To George Ball
Philadelphia 6th Mar: 1797
Enclosed is the copy of a letter I wrote to you in answer to yours from Lancaster, & to that place directed it supposing your residence to be in that County. This letter will be directed to the care of the Postmaster in Fredericksburgh, but as you are not particular in designating the place at which you are to be found, it may not, any more than the former, find its way to you.1
The receipt of your letter of the 16th ulto should have had an earlier acknowledgment, had not the business of the Session pressed heavily upon me towards the close of it. I am—Sir Your most Obedt Servt
ALS (letterpress copy), DLC:GW; LB, DLC:GW.
1. George Ball, a lawyer of Spotsylvania County, wrote to GW on 16 Jan. from Lancaster County seeking to buy a tract of land in Gloucester County owned by GW. GW responded on 1 Feb. setting forth the terms on which he would sell it. For a description of the 400–acre tract in Gloucester County which GW acquired in 1789 from John Dandridge in partial payment of a debt, see the source note in John Dandridge to GW, 27 Oct. 1788. George Ball’s initial letter to GW of 16 Jan. 1797 reads: “I am informed by Mr Geo: Fitzhugh of your wish to Sell the tract of Land which you hold in Gloucester County (this State) and that he had been on a Contract with you for sd land, but had since declined it. Your letter to him dated the 28 of Jan: 1796 (which I now have before me) fully acquaints me with your terms—I will purchase of you—but if it should answer your purpose as well, should be glad if the second payment could be extended to a farther date, that is, a fourth at the conveyan[c]e, the other fourth in two years and so on in one or two years untill the payment be compleated. the Land I had reather be its own security. of your inclination still to sell, your Agent if any (in this State) by whome you sell and your terms if alter’d, be so good to let me know immediately by post” (DLC:GW).
GW’s response of 1 Feb. from Philadelphia reads: “Sir, Your letter of the 16th Ulto has been reed. If Mr George Fitzhugh has given up the idea of purchasing my land in Gloucester county, I am willing that you should have it on the terms it has been offered to him. which are, for the nett sum it cost me, with interest thereon, from the date of my purchase to the date of my conveyance: one fourth of which to be paid at the signing of the Deed, the other three fourths in three annual payments, with interest.
“Although the latter payments would be most agreeable to me, I should have no material objection to wait two years for the second fourth, and annually for the other two fourths; but in either case interest (in order to make myself whole) will be expected.
“If, Sir, you are desirous of closing the matter in a purchase, it must not be delayed as others are expressing their wishes to deal for it. If nothing unforeseen prevents it, I shall certainly be at my Seat in Virga by the 20th of March—I expect to be there sooner—but would not calculate upon it. I am—Sir Your most Obedt Hble Servt Go: Washington.
“P.S. After the first payment, I have no objection to the Land as Security for the payment of the remaining three fourths. G.W.” (letterpress copy, DLC:GW; LB, DLC:GW).

Stored rows
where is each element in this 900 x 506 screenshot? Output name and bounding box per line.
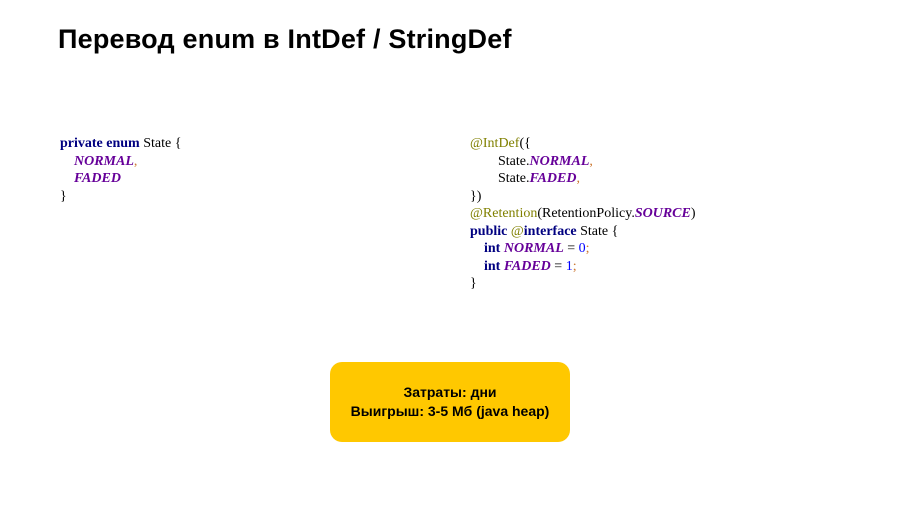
code-token: State bbox=[140, 136, 175, 151]
code-token: { bbox=[175, 136, 182, 151]
code-token: int bbox=[484, 259, 500, 274]
code-token bbox=[470, 241, 484, 256]
code-token: , bbox=[134, 154, 138, 169]
callout-line-gain: Выигрыш: 3-5 Мб (java heap) bbox=[351, 402, 550, 421]
code-token: @Retention bbox=[470, 206, 537, 221]
code-token: State bbox=[580, 224, 612, 239]
code-token: } bbox=[470, 276, 477, 291]
code-token: FADED bbox=[74, 171, 121, 186]
code-token: } bbox=[60, 189, 67, 204]
code-block-intdef: @IntDef({ State.NORMAL, State.FADED, }) … bbox=[470, 135, 696, 293]
code-token: , bbox=[576, 171, 580, 186]
code-token: ) bbox=[691, 206, 696, 221]
code-token: @ bbox=[511, 224, 524, 239]
code-token: private enum bbox=[60, 136, 140, 151]
code-token: SOURCE bbox=[635, 206, 691, 221]
code-token: = bbox=[551, 259, 566, 274]
slide-title: Перевод enum в IntDef / StringDef bbox=[58, 24, 512, 55]
callout-line-cost: Затраты: дни bbox=[403, 383, 496, 402]
code-token: @IntDef bbox=[470, 136, 519, 151]
code-token: FADED bbox=[530, 171, 577, 186]
code-token: = bbox=[564, 241, 579, 256]
code-token bbox=[470, 154, 498, 169]
code-token: NORMAL bbox=[530, 154, 590, 169]
code-token: { bbox=[612, 224, 619, 239]
code-token: interface bbox=[524, 224, 577, 239]
code-token: int bbox=[484, 241, 500, 256]
code-token: ({ bbox=[519, 136, 530, 151]
code-token bbox=[60, 171, 74, 186]
code-token bbox=[470, 171, 498, 186]
code-token: RetentionPolicy bbox=[542, 206, 631, 221]
code-token: 1 bbox=[566, 259, 573, 274]
code-token: ; bbox=[573, 259, 577, 274]
slide: Перевод enum в IntDef / StringDef privat… bbox=[0, 0, 900, 506]
code-token: public bbox=[470, 224, 507, 239]
code-block-enum: private enum State { NORMAL, FADED } bbox=[60, 135, 181, 205]
code-token: State bbox=[498, 171, 526, 186]
code-token: , bbox=[589, 154, 593, 169]
code-token: 0 bbox=[579, 241, 586, 256]
code-token: NORMAL bbox=[74, 154, 134, 169]
code-token bbox=[470, 259, 484, 274]
code-token bbox=[60, 154, 74, 169]
code-token: State bbox=[498, 154, 526, 169]
code-token: FADED bbox=[504, 259, 551, 274]
code-token: NORMAL bbox=[504, 241, 564, 256]
code-token: ; bbox=[586, 241, 590, 256]
code-token: }) bbox=[470, 189, 481, 204]
summary-callout: Затраты: дни Выигрыш: 3-5 Мб (java heap) bbox=[330, 362, 570, 442]
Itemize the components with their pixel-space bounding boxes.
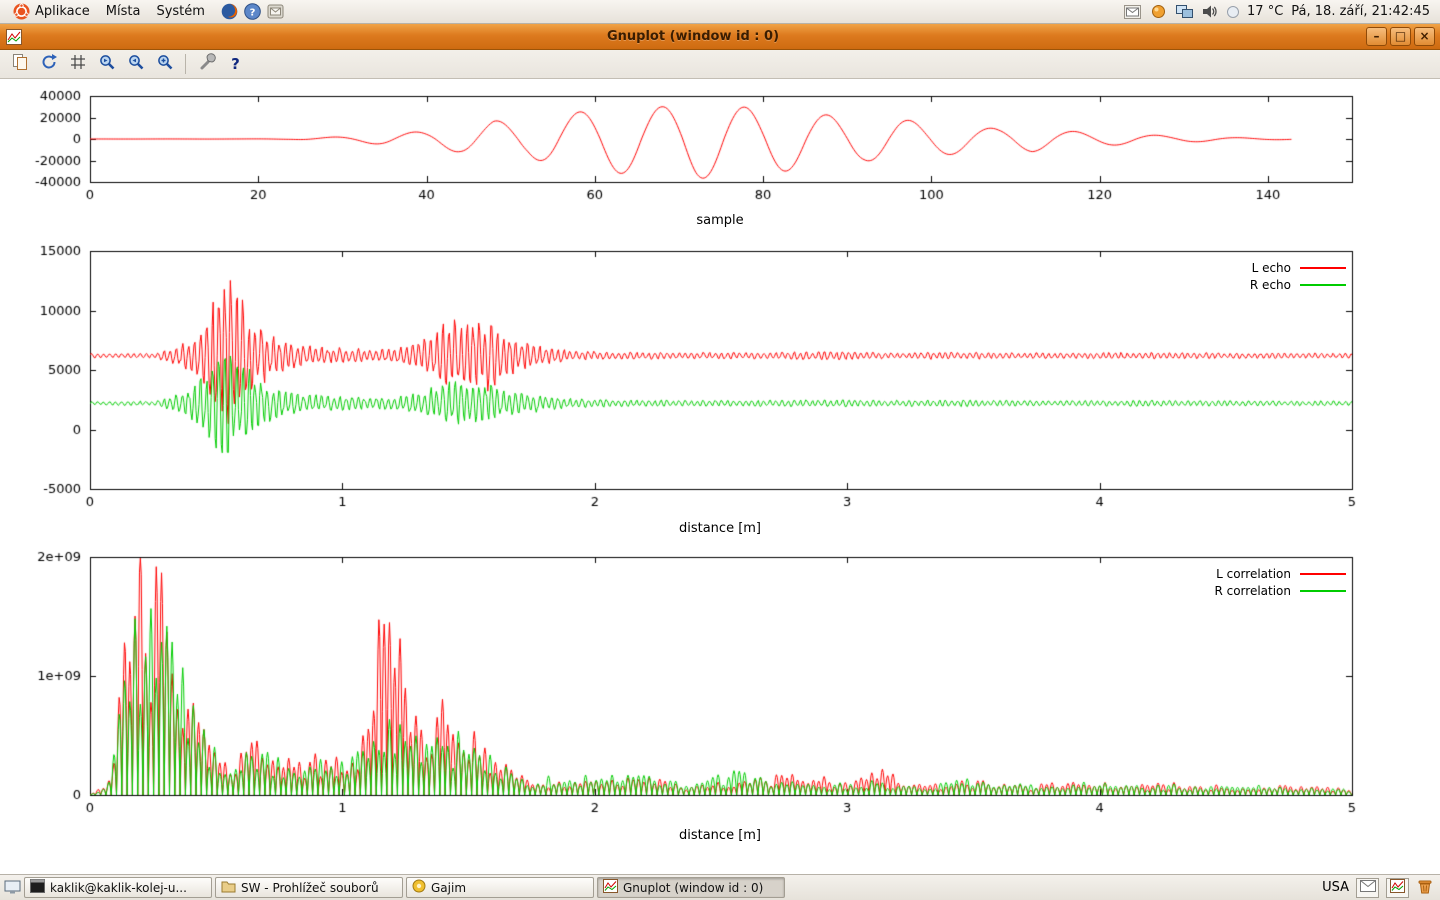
wrench-icon bbox=[198, 53, 216, 75]
gnuplot-icon bbox=[603, 879, 618, 896]
plot-area bbox=[0, 79, 1440, 874]
gnuplot-toolbar: ? bbox=[0, 50, 1440, 79]
desktop: Aplikace Místa Systém ? bbox=[0, 0, 1440, 900]
zoom-icon bbox=[156, 53, 174, 75]
task-label: SW - Prohlížeč souborů bbox=[241, 881, 379, 895]
panel-launchers: ? bbox=[221, 3, 285, 21]
copy-icon bbox=[11, 53, 29, 75]
software-updates-icon[interactable] bbox=[1149, 3, 1167, 21]
legend-entry: L echo bbox=[1250, 259, 1346, 276]
zoom-button[interactable] bbox=[152, 52, 177, 76]
legend-label: R correlation bbox=[1214, 584, 1291, 598]
chart3-xlabel: distance [m] bbox=[0, 828, 1440, 843]
help-button[interactable]: ? bbox=[223, 52, 248, 76]
trash-button[interactable] bbox=[1416, 879, 1434, 897]
ubuntu-logo-icon bbox=[12, 3, 30, 21]
volume-icon[interactable] bbox=[1201, 3, 1219, 21]
menu-places-label: Místa bbox=[106, 4, 141, 19]
svg-text:?: ? bbox=[250, 7, 256, 18]
legend-line-sample bbox=[1300, 573, 1346, 575]
task-terminal[interactable]: kaklik@kaklik-kolej-u... bbox=[24, 877, 212, 898]
terminal-icon bbox=[30, 879, 45, 896]
close-button[interactable]: × bbox=[1414, 27, 1435, 46]
chart3-legend: L correlation R correlation bbox=[1214, 565, 1346, 599]
panel-tray: 17 °C Pá, 18. září, 21:42:45 bbox=[1123, 3, 1436, 21]
zoom-previous-icon bbox=[98, 53, 116, 75]
show-desktop-button[interactable] bbox=[3, 879, 21, 897]
task-label: Gajim bbox=[431, 881, 466, 895]
refresh-icon bbox=[40, 53, 58, 75]
mail-tray-icon bbox=[1360, 880, 1376, 896]
trash-icon bbox=[1416, 877, 1434, 899]
gajim-icon bbox=[412, 879, 426, 896]
minimize-button[interactable]: – bbox=[1366, 27, 1387, 46]
window-selector-icon bbox=[1390, 879, 1405, 897]
top-panel: Aplikace Místa Systém ? bbox=[0, 0, 1440, 24]
legend-entry: R correlation bbox=[1214, 582, 1346, 599]
toolbar-separator bbox=[185, 54, 186, 74]
legend-line-sample bbox=[1300, 267, 1346, 269]
chart1-xlabel: sample bbox=[0, 213, 1440, 228]
legend-label: L correlation bbox=[1216, 567, 1291, 581]
chart2-xlabel: distance [m] bbox=[0, 521, 1440, 536]
weather-icon[interactable] bbox=[1227, 6, 1239, 18]
menu-system[interactable]: Systém bbox=[148, 0, 212, 23]
menu-applications-label: Aplikace bbox=[35, 4, 90, 19]
window-titlebar[interactable]: Gnuplot (window id : 0) – □ × bbox=[0, 24, 1440, 50]
mail-launcher-icon[interactable] bbox=[267, 3, 285, 21]
chart2-legend: L echo R echo bbox=[1250, 259, 1346, 293]
task-label: kaklik@kaklik-kolej-u... bbox=[50, 881, 187, 895]
mail-notification-icon[interactable] bbox=[1123, 3, 1141, 21]
gnuplot-window-icon bbox=[5, 28, 23, 46]
window-selector-button[interactable] bbox=[1386, 878, 1409, 898]
clock[interactable]: Pá, 18. září, 21:42:45 bbox=[1291, 4, 1430, 19]
maximize-button[interactable]: □ bbox=[1390, 27, 1411, 46]
displays-icon[interactable] bbox=[1175, 3, 1193, 21]
keyboard-indicator[interactable]: USA bbox=[1322, 880, 1349, 895]
grid-button[interactable] bbox=[65, 52, 90, 76]
settings-button[interactable] bbox=[194, 52, 219, 76]
help-icon: ? bbox=[231, 55, 240, 73]
copy-button[interactable] bbox=[7, 52, 32, 76]
legend-line-sample bbox=[1300, 284, 1346, 286]
mail-tray-button[interactable] bbox=[1356, 878, 1379, 898]
help-launcher-icon[interactable]: ? bbox=[244, 3, 262, 21]
legend-entry: L correlation bbox=[1214, 565, 1346, 582]
replot-button[interactable] bbox=[36, 52, 61, 76]
task-gajim[interactable]: Gajim bbox=[406, 877, 594, 898]
charts-canvas[interactable] bbox=[0, 79, 1440, 874]
legend-line-sample bbox=[1300, 590, 1346, 592]
file-manager-icon bbox=[221, 879, 236, 896]
menu-places[interactable]: Místa bbox=[98, 0, 149, 23]
menu-system-label: Systém bbox=[156, 4, 204, 19]
taskbar: kaklik@kaklik-kolej-u... SW - Prohlížeč … bbox=[0, 874, 1440, 900]
zoom-previous-button[interactable] bbox=[94, 52, 119, 76]
taskbar-tray: USA bbox=[1322, 878, 1437, 898]
task-gnuplot[interactable]: Gnuplot (window id : 0) bbox=[597, 877, 785, 898]
legend-entry: R echo bbox=[1250, 276, 1346, 293]
menu-applications[interactable]: Aplikace bbox=[4, 0, 98, 23]
grid-icon bbox=[69, 53, 87, 75]
zoom-next-button[interactable] bbox=[123, 52, 148, 76]
task-label: Gnuplot (window id : 0) bbox=[623, 881, 763, 895]
window-title: Gnuplot (window id : 0) bbox=[23, 29, 1363, 44]
firefox-launcher-icon[interactable] bbox=[221, 3, 239, 21]
legend-label: R echo bbox=[1250, 278, 1291, 292]
temperature-label[interactable]: 17 °C bbox=[1247, 4, 1283, 19]
legend-label: L echo bbox=[1252, 261, 1291, 275]
zoom-next-icon bbox=[127, 53, 145, 75]
task-file-manager[interactable]: SW - Prohlížeč souborů bbox=[215, 877, 403, 898]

What to work on
a) Print the part of the letter to George Ball between "GW’s response of" and "will be expected.", inclusive.
b) Write the next part of the letter to George Ball, starting after the last sentence shown.
The listing is separate material from the letter to George Ball.

Responses to the exercise
a)
GW’s response of 1 Feb. from Philadelphia reads: “Sir, Your letter of the 16th Ulto has been reed. If Mr George Fitzhugh has given up the idea of purchasing my land in Gloucester county, I am willing that you should have it on the terms it has been offered to him. which are, for the nett sum it cost me, with interest thereon, from the date of my purchase to the date of my conveyance: one fourth of which to be paid at the signing of the Deed, the other three fourths in three annual payments, with interest.
“Although the latter payments would be most agreeable to me, I should have no material objection to wait two years for the second fourth, and annually for the other two fourths; but in either case interest (in order to make myself whole) will be expected.

b)
Before receiving GW’s letter of 1 Feb., Ball left Lancaster County and returned home to Spotsylvania County, from where he wrote GW on 16 Feb.: “About the 14 of last month I wrote you a letter, from Lancaster County (this State) and from my not receiving an answer & some other circumstance I have some doubt whither you have receiv’d it or not—the purpose of which was, that I was informed by your letter to Mr Geo: Fitzhugh of King George County (with whome you had been on a contract, and who has since declined it) of your intent to sell your land which you hold in Glousester County—from my circumstances and my knowledge of the land I wish to purchase upon the terms you mention in that letter—of your intent still to sell your Agent in this state if any and other particulars you will much oblige me to let me know immediately by post as it will be a matter of importance for me to know soon. . . .
“When I wrote the letter mentioned above I was in Lancaster—from home, and expected to have continued there untill your answer should have arived; but I am now in Spotsylvania and shall continue” (DLC:GW).
And after receiving GW’s letter of 1 Feb., Ball wrote from Fredericksburg in Spotsylvania County on 1 Mar.: “I receiv’d your favour this day in answer to mine wrote in January last—from its not having arrived sooner (owing to mine being ⟨dated⟩ from Lancaster) I wrote you one other some time in February, which I suppose before this you have received—the terms which you mention I think would suit me, and I shall make it my endeavour to be at your Seat (Mount Vernon) by the twentieth of March—or at any rate by the last of that month untill which time I hope you will consider (as I shall consider and be influenced by it in my affairs) the contract as Obligatory” (DLC:GW).
Finding that he would be unable to get to Mount Vernon by 20 Mar., Ball wrote GW on 15 Mar.: “my peculiar circumstance (not known at the time I wrote you) obliges me to pospone the time of my coming untill the first day of April; if I can possibly come sooner I will but untill that Time You will greatly oblige me not to enter on any new contract with another—as I calculate upon it, and under the apprehension of becoming a purchaser shall so order my matters” (DLO.GW).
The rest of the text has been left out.